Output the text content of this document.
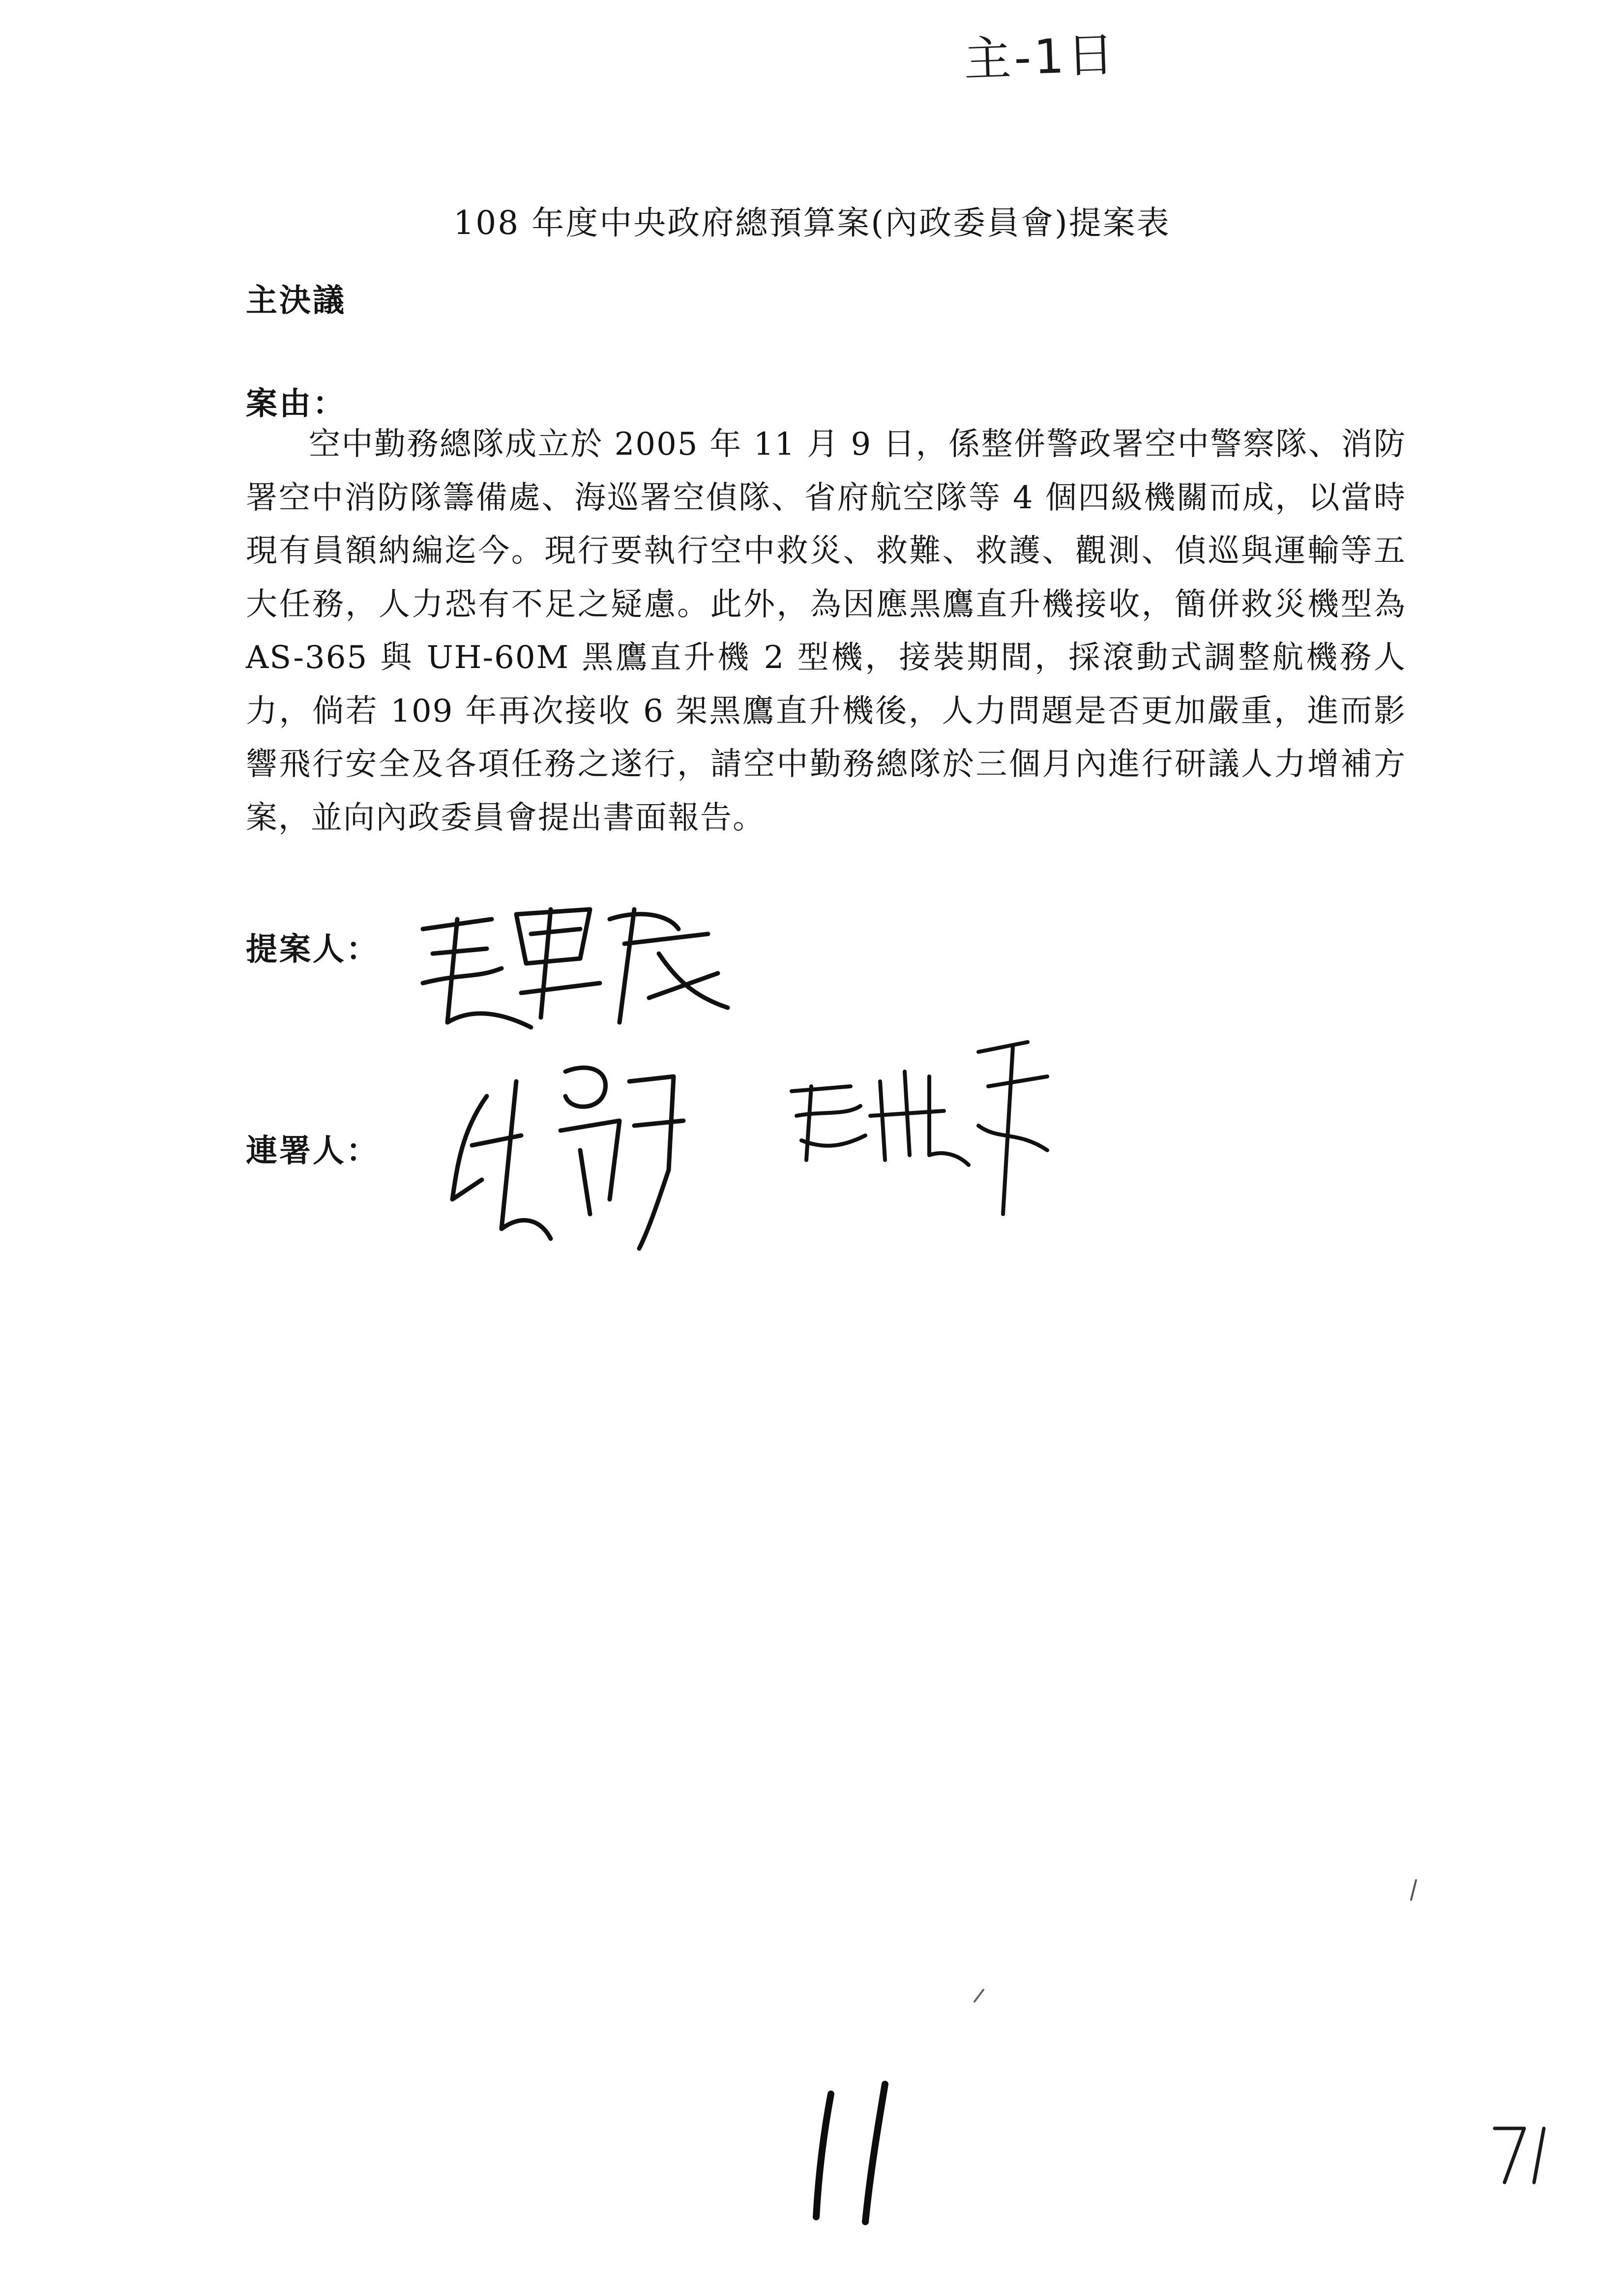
主-1日
108 年度中央政府總預算案(內政委員會)提案表
主決議
案由：
空中勤務總隊成立於 2005 年 11 月 9 日，係整併警政署空中警察隊、消防署空中消防隊籌備處、海巡署空偵隊、省府航空隊等 4 個四級機關而成，以當時現有員額納編迄今。現行要執行空中救災、救難、救護、觀測、偵巡與運輸等五大任務，人力恐有不足之疑慮。此外，為因應黑鷹直升機接收，簡併救災機型為 AS-365 與 UH-60M 黑鷹直升機 2 型機，接裝期間，採滾動式調整航機務人力，倘若 109 年再次接收 6 架黑鷹直升機後，人力問題是否更加嚴重，進而影響飛行安全及各項任務之遂行，請空中勤務總隊於三個月內進行研議人力增補方案，並向內政委員會提出書面報告。
提案人：
連署人：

● Stated problem
Would you set down the listing exactly, omitting pictures?

● Written response
Output the text content of this document.
主-1日
108 年度中央政府總預算案(內政委員會)提案表
主決議
案由：
空中勤務總隊成立於 2005 年 11 月 9 日，係整併警政署空中警察隊、消防署空中消防隊籌備處、海巡署空偵隊、省府航空隊等 4 個四級機關而成，以當時現有員額納編迄今。現行要執行空中救災、救難、救護、觀測、偵巡與運輸等五大任務，人力恐有不足之疑慮。此外，為因應黑鷹直升機接收，簡併救災機型為 AS-365 與 UH-60M 黑鷹直升機 2 型機，接裝期間，採滾動式調整航機務人力，倘若 109 年再次接收 6 架黑鷹直升機後，人力問題是否更加嚴重，進而影響飛行安全及各項任務之遂行，請空中勤務總隊於三個月內進行研議人力增補方案，並向內政委員會提出書面報告。
提案人：
連署人：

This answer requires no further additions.